### [Source extract]
Instruction
class Instruction(name, num_qubits, num_clbits, params, duration=None, unit='dt', label=None)
Bases: object
Generic quantum instruction.
Create a new instruction.
Parameters
- name (str) – instruction name
- num_qubits (int) – instruction’s qubit width
- num_clbits (int) – instruction’s clbit width
- params (list[int|float|complex|str|ndarray|list|ParameterExpression]) – list of parameters
- duration (int or float) – instruction’s duration. it must be integer if
unit
is ‘dt’ - unit (str) – time unit of duration
- label (str or None) – An optional label for identifying the instruction.
Raises
- CircuitError – when the register is not in the correct format.
- TypeError – when the optional label is provided, but it is not a string.
Methods
add_decomposition
Instruction.add_decomposition(decomposition)
Add a decomposition of the instruction to the SessionEquivalenceLibrary.
assemble
Instruction.assemble()
Assemble a QasmQobjInstruction
broadcast_arguments
Instruction.broadcast_arguments(qargs, cargs)
Validation of the arguments.
Parameters
- qargs (List) – List of quantum bit arguments.
- cargs (List) – List of classical bit arguments.
Yields
Tuple(List, List) – A tuple with single arguments.
Raises
CircuitError – If the input is not valid. For example, the number of arguments does not match the gate expectation.
c_if
Instruction.c_if(classical, val)
Set a classical equality condition on this instruction between the register or cbit classical
and value val
.
This is a setter method, not an additive one. Calling this multiple times will silently override any previously set condition; it does not stack.
copy
Instruction.copy(name=None)
Copy of the instruction.
Parameters
name (str) – name to be given to the copied circuit, if None then the name stays the same.
Returns
a copy of the current instruction, with the name
updated if it was provided
Return type
inverse
Instruction.inverse()
Invert this instruction.
If the instruction is composite (i.e. has a definition), then its definition will be recursively inverted.

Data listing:
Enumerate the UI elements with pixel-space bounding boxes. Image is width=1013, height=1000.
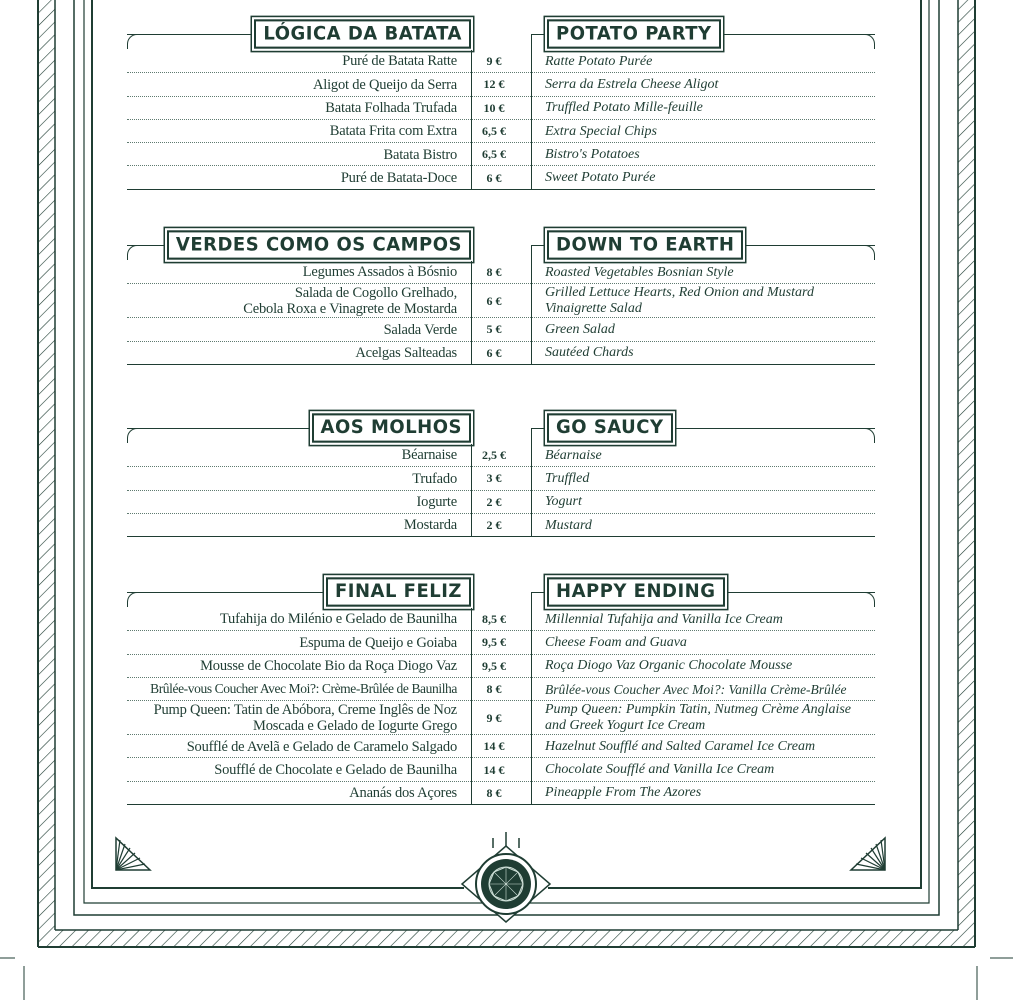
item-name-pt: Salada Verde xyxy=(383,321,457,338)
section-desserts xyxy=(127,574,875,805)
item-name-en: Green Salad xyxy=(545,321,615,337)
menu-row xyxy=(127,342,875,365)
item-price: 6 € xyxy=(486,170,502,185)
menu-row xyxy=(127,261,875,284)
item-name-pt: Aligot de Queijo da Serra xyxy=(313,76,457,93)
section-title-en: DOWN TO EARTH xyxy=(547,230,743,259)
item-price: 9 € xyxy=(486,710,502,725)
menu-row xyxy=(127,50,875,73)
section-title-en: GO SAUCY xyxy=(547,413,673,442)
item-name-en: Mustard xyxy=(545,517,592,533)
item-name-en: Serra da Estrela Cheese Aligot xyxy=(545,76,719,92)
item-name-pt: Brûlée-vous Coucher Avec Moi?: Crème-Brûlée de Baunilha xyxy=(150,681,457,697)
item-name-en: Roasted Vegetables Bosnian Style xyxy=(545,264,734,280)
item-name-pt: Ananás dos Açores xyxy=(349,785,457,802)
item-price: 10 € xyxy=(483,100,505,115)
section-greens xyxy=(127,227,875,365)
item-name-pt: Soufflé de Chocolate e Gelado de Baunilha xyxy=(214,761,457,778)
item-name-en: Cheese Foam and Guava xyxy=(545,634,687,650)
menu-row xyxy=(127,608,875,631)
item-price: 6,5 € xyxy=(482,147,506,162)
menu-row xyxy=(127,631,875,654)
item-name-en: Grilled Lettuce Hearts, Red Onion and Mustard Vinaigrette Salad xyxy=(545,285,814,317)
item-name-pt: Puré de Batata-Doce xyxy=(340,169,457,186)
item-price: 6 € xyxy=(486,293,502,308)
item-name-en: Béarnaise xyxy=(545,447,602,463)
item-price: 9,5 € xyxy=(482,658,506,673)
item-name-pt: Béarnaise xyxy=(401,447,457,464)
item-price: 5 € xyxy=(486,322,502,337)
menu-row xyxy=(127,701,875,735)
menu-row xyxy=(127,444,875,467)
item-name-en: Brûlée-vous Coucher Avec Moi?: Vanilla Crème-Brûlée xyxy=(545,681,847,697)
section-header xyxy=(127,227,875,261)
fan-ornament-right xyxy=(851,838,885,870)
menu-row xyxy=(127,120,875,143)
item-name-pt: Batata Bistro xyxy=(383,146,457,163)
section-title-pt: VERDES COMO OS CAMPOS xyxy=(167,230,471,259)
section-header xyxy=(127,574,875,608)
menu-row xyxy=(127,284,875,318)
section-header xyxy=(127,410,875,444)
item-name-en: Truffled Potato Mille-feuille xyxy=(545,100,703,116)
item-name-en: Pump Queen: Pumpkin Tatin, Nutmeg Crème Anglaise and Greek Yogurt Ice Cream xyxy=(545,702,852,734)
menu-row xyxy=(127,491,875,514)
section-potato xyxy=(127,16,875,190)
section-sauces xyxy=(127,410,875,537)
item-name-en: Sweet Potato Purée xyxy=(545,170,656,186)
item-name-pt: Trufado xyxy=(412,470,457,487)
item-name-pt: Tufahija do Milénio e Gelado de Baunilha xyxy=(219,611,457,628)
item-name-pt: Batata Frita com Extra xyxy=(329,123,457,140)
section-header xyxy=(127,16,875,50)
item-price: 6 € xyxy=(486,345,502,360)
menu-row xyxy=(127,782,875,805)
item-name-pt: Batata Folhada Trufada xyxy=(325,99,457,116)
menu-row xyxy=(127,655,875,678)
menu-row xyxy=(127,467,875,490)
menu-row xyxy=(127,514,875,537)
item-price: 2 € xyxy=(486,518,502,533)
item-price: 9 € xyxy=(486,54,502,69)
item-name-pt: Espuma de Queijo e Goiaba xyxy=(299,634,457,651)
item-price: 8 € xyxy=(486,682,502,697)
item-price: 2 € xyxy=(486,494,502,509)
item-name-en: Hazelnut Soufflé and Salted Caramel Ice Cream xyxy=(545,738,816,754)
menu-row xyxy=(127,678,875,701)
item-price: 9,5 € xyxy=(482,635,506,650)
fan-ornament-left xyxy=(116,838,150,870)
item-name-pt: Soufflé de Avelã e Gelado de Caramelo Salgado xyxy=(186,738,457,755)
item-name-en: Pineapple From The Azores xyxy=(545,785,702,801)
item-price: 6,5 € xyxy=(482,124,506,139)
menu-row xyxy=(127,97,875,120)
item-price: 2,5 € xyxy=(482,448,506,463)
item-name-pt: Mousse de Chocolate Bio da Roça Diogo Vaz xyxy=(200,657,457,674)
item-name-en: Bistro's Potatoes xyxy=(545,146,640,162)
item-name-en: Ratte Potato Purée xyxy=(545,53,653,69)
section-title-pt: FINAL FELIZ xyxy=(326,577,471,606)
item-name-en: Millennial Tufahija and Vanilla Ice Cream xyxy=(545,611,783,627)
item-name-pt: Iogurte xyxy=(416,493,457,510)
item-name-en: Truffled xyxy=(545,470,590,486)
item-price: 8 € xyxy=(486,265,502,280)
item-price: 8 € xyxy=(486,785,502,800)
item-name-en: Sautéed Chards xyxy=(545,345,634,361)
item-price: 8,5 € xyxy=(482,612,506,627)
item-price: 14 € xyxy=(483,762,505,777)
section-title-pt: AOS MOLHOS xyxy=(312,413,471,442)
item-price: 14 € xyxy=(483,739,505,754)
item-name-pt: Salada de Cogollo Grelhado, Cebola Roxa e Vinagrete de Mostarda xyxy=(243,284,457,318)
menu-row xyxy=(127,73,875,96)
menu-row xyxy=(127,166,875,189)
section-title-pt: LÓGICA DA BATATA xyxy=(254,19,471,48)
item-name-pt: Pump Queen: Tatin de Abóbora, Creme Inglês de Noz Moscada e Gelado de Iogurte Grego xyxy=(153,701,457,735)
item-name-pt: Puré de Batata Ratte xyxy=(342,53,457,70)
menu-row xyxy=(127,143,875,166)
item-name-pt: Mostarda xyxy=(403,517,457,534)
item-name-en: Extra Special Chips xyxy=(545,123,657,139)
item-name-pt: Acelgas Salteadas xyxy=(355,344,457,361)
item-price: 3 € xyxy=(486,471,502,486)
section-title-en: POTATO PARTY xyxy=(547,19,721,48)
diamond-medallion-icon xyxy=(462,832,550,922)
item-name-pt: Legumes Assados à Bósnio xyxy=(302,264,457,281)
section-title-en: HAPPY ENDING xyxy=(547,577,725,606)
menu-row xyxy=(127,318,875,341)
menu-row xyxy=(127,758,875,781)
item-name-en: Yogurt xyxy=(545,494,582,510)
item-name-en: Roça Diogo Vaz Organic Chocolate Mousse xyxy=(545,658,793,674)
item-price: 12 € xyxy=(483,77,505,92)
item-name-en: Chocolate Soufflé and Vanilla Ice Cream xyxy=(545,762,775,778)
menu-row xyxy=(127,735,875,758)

### [Problem 1]
For each statement below, say whether the Instruction class reference agrees with it, answering yes or no and quoting the deciding words of the reference. (a) Calling c_if several times stacks the conditions. (b) A TypeError is raised when the optional label is provided but is not a string. (c) Inverting a composite instruction recursively inverts its definition.
### [Problem 2]
Summarize the Instruction class reference in two sentences.
### [Problem 3]
Please reproduce the part of the Instruction class reference that opens with the words containing "This is a setter" and closes with "Instruction.copy(name=None)".

### [Solution 1]
(a) No: "Calling this multiple times will silently override any previously set condition; it does not stack."
(b) Yes: "TypeError – when the optional label is provided, but it is not a string."
(c) Yes: "If the instruction is composite (i.e. has a definition), then its definition will be recursively inverted."

### [Solution 2]
The Instruction class is a generic quantum instruction created from a name, qubit and clbit widths, a list of parameters, and an optional duration, time unit, and label, and it raises a CircuitError for a register in the wrong format or a TypeError for a label that is not a string. Its methods add a decomposition to the SessionEquivalenceLibrary, assemble a QasmQobjInstruction, validate arguments, set a classical equality condition that overrides rather than stacks, copy the instruction with an optional new name, and invert it, recursively inverting the definition of a composite instruction.

### [Solution 3]
This is a setter method, not an additive one. Calling this multiple times will silently override any previously set condition; it does not stack.
copy
Instruction.copy(name=None)